TASK REQUIREMENTS :: In the listing that follows, how many lines contain "screenshot"? Give the number only.

(Data excerpts)
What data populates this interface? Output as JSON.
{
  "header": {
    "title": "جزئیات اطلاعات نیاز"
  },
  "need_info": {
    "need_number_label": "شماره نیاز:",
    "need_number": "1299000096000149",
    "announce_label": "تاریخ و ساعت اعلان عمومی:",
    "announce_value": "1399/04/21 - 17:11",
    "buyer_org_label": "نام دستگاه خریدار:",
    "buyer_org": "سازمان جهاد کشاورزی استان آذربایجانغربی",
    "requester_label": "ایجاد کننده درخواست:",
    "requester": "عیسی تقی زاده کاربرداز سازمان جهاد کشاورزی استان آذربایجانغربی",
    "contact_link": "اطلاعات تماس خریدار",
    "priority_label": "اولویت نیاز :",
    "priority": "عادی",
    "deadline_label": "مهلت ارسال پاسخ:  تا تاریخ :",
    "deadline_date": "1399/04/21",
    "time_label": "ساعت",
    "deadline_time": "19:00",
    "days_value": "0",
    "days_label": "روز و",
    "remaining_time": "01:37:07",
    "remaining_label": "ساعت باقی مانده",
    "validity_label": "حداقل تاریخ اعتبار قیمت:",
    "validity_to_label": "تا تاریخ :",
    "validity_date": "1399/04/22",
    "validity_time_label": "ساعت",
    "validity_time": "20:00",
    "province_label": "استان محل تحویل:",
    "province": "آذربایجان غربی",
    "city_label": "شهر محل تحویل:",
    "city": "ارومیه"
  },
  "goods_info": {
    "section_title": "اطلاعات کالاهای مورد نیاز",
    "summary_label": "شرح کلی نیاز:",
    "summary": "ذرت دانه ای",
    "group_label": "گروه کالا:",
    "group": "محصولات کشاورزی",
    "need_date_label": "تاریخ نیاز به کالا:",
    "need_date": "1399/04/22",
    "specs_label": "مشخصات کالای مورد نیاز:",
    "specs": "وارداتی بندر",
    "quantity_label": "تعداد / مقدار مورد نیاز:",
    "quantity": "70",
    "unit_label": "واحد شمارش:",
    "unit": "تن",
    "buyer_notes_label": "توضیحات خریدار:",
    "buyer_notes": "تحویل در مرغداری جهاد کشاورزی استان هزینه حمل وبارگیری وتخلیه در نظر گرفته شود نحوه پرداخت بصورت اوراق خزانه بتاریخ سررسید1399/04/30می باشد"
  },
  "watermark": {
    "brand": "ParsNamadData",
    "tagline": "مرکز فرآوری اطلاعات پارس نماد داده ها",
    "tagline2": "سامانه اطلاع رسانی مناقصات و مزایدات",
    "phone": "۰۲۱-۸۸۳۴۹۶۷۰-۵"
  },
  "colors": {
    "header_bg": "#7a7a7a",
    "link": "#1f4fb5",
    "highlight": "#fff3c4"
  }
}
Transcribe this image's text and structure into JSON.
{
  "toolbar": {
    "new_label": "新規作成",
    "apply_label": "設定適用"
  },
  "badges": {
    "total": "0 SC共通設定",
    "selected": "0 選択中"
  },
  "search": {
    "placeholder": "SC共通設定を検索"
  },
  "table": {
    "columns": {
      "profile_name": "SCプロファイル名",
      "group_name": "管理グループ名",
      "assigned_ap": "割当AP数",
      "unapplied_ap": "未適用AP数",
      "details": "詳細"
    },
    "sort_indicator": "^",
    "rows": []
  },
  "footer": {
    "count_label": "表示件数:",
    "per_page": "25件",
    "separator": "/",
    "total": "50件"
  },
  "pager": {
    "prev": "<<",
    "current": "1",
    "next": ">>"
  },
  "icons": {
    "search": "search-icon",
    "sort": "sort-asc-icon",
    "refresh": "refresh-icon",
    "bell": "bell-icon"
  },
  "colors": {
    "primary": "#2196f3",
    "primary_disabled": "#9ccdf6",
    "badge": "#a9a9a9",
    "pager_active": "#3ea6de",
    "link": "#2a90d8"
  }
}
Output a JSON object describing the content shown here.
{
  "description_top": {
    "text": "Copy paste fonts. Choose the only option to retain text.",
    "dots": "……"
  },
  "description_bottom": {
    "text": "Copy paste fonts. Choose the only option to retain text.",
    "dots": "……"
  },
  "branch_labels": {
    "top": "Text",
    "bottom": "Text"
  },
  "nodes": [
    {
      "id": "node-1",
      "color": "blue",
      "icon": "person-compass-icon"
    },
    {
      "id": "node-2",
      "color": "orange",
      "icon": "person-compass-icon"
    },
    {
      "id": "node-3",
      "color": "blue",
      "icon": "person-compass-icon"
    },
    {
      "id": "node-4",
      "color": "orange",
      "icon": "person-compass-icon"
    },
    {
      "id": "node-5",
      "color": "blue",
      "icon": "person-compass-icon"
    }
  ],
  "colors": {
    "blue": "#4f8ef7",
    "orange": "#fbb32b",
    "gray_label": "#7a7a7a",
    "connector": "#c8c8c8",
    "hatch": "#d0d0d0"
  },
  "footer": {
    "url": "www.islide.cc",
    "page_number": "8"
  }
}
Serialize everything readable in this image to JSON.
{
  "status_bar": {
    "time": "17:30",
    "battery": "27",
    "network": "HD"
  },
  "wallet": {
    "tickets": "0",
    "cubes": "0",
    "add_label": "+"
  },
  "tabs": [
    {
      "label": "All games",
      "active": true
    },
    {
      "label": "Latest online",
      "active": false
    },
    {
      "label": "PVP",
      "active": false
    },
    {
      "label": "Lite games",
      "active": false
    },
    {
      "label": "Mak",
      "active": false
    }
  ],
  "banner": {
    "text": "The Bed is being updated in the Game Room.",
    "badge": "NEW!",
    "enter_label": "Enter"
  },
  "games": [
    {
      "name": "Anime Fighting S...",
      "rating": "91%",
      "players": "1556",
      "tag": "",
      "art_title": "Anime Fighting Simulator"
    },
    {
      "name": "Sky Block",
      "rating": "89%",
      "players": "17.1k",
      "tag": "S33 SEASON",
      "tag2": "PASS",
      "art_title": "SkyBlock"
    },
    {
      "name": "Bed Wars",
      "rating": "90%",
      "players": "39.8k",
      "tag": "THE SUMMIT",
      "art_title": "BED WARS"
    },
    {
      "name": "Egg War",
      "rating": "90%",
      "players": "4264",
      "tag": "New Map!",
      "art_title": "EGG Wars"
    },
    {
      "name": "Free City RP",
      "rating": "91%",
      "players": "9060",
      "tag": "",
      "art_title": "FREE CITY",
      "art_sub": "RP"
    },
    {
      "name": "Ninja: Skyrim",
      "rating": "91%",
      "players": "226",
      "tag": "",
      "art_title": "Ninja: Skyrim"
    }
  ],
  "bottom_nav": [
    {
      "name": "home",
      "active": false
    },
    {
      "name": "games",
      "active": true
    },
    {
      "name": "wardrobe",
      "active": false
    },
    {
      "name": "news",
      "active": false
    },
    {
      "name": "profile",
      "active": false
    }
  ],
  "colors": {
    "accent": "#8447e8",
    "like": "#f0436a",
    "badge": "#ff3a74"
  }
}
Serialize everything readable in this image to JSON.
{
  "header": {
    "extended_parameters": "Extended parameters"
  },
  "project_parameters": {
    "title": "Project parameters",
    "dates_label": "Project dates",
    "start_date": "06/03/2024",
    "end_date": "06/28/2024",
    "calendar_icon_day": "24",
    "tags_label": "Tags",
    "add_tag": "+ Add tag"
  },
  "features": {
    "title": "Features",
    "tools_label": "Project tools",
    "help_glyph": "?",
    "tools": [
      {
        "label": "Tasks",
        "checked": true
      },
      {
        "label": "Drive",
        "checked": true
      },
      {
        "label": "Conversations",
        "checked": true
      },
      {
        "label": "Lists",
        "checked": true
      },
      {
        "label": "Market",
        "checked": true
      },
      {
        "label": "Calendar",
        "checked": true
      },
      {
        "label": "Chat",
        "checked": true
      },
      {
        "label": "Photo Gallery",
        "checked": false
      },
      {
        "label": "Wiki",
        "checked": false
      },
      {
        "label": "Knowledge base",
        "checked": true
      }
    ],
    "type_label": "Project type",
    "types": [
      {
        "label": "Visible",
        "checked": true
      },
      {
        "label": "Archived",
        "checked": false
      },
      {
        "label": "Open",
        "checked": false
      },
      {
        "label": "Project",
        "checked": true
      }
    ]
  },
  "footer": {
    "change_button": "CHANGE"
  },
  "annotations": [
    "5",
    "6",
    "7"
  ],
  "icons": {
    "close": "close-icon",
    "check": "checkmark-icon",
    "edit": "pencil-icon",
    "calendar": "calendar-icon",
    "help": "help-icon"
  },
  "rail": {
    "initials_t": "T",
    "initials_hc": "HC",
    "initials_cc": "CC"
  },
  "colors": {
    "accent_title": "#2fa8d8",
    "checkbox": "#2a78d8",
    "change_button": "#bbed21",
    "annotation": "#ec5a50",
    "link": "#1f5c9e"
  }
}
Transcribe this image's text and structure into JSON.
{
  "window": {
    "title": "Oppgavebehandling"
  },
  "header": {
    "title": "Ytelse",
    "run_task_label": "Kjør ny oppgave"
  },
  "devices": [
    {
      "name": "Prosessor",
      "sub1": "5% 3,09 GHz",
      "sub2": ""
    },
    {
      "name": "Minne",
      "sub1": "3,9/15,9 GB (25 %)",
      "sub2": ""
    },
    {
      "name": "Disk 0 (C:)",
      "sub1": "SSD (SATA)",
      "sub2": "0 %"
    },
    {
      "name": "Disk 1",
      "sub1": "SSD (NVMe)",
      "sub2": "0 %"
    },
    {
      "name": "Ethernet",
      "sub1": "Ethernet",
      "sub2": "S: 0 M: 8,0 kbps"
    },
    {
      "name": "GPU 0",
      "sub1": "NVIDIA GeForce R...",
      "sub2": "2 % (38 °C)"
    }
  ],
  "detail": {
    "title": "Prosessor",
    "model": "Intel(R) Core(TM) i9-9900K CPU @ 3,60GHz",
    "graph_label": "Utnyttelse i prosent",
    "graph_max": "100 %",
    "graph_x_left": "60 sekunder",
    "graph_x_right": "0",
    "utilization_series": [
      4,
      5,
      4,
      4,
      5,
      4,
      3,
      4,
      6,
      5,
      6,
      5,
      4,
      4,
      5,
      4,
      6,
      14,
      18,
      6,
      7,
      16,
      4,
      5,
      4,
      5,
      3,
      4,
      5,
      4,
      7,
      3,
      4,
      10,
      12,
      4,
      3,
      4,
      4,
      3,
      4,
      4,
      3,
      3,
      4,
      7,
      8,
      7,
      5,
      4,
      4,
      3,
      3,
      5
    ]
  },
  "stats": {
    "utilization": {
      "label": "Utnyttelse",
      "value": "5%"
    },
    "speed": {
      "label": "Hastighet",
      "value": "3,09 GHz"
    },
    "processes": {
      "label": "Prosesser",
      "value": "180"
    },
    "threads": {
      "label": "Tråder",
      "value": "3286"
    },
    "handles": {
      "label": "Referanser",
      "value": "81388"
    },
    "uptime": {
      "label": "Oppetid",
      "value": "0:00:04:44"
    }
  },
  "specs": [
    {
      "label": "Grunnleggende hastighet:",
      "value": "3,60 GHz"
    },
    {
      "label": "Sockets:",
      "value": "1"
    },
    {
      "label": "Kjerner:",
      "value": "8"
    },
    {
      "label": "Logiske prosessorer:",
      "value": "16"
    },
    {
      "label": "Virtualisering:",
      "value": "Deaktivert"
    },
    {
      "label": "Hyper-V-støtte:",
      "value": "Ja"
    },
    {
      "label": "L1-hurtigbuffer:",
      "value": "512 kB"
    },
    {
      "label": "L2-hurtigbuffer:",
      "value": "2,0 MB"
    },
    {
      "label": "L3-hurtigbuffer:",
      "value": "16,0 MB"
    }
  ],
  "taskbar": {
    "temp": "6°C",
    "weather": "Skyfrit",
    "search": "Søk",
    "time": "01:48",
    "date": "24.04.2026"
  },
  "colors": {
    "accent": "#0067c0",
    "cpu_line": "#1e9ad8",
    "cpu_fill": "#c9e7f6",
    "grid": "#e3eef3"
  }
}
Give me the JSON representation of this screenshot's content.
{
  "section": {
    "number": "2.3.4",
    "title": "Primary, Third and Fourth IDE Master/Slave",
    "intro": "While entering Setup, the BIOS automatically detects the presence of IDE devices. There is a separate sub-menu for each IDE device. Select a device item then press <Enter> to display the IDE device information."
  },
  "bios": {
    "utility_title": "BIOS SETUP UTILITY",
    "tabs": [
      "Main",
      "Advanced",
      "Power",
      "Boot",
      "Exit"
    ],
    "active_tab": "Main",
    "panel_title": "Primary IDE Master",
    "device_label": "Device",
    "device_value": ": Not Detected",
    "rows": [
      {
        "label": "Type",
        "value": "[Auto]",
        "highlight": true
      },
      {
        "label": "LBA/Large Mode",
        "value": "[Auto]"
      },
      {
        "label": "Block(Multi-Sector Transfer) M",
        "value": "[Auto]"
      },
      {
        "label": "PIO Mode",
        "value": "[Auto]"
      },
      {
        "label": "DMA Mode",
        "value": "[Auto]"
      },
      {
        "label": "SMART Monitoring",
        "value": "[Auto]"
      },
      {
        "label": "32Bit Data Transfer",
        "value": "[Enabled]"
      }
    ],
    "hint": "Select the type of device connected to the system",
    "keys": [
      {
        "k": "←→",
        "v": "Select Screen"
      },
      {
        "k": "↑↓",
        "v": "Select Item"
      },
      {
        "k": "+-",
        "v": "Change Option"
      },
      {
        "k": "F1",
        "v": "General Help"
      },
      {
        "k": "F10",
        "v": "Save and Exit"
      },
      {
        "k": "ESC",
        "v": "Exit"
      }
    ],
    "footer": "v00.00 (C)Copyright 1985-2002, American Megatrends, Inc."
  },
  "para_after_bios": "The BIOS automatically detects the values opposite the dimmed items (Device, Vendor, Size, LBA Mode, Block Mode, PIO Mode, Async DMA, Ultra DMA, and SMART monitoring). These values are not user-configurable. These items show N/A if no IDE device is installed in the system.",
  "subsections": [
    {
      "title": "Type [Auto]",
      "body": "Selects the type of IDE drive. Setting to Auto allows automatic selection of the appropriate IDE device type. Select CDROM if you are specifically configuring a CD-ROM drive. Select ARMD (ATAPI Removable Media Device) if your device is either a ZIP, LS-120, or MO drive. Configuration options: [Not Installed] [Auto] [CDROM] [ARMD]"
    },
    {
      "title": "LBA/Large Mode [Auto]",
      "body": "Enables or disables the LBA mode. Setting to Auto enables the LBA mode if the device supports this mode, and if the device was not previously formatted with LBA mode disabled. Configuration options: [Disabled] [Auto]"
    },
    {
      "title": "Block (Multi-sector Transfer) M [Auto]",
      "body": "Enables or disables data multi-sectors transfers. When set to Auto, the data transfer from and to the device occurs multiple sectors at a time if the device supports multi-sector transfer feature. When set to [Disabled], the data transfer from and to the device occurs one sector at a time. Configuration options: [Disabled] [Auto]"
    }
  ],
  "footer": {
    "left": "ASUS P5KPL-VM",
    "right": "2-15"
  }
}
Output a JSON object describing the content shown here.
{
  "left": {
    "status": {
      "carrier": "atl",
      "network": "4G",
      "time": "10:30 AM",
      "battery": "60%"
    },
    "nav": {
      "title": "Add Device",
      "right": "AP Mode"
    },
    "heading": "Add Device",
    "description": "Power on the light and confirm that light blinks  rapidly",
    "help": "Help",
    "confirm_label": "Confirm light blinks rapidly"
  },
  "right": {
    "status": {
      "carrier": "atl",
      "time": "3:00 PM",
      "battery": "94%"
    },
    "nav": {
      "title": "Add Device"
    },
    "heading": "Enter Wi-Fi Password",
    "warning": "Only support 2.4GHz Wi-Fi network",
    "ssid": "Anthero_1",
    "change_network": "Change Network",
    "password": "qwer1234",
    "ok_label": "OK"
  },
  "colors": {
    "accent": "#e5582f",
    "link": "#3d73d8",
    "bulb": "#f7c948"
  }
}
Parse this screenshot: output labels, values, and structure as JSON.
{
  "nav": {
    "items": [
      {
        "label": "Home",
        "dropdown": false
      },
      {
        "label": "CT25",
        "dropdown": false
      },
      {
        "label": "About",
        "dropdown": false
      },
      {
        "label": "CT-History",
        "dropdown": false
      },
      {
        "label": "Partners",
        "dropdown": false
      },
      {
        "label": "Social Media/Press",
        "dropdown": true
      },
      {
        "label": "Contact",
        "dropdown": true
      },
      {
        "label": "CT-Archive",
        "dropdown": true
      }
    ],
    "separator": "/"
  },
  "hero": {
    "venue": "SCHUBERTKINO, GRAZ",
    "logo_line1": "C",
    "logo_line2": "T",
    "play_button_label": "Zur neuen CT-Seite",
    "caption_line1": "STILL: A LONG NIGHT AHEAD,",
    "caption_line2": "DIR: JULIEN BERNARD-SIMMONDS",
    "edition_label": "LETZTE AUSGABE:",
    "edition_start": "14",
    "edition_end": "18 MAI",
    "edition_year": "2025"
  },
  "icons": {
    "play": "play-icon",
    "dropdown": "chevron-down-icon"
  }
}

SOLUTION :: 2